The task:
Go through the entries below and write each one out exactly.

Dataset listings of figures:
• • • • •
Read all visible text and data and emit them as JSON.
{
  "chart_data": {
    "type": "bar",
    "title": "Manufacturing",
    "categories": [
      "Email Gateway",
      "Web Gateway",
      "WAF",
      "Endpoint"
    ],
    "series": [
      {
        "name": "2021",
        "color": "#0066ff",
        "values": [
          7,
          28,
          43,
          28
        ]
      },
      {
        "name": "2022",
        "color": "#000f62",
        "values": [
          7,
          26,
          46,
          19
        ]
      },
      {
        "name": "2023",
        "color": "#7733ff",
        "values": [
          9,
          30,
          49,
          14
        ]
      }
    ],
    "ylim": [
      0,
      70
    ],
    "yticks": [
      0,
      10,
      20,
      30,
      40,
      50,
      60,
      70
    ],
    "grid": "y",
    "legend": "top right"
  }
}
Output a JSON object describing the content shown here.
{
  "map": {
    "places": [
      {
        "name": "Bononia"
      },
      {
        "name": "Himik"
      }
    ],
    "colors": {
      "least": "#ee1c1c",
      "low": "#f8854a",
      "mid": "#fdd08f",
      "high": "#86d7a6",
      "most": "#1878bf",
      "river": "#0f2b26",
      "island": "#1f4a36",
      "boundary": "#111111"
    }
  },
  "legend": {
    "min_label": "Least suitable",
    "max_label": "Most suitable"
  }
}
• • • • •
Solution to this task:
Read all visible text and data and emit them as JSON.
{
  "chart_data": {
    "type": "bar",
    "title": "Manufacturing",
    "categories": [
      "Email Gateway",
      "Web Gateway",
      "WAF",
      "Endpoint"
    ],
    "series": [
      {
        "name": "2021",
        "color": "#0066ff",
        "values": [
          7,
          28,
          43,
          28
        ]
      },
      {
        "name": "2022",
        "color": "#000f62",
        "values": [
          7,
          26,
          46,
          19
        ]
      },
      {
        "name": "2023",
        "color": "#7733ff",
        "values": [
          9,
          30,
          49,
          14
        ]
      }
    ],
    "ylim": [
      0,
      70
    ],
    "yticks": [
      0,
      10,
      20,
      30,
      40,
      50,
      60,
      70
    ],
    "grid": "y",
    "legend": "top right"
  }
}
Output a JSON object describing the content shown here.
{
  "map": {
    "places": [
      {
        "name": "Bononia"
      },
      {
        "name": "Himik"
      }
    ],
    "colors": {
      "least": "#ee1c1c",
      "low": "#f8854a",
      "mid": "#fdd08f",
      "high": "#86d7a6",
      "most": "#1878bf",
      "river": "#0f2b26",
      "island": "#1f4a36",
      "boundary": "#111111"
    }
  },
  "legend": {
    "min_label": "Least suitable",
    "max_label": "Most suitable"
  }
}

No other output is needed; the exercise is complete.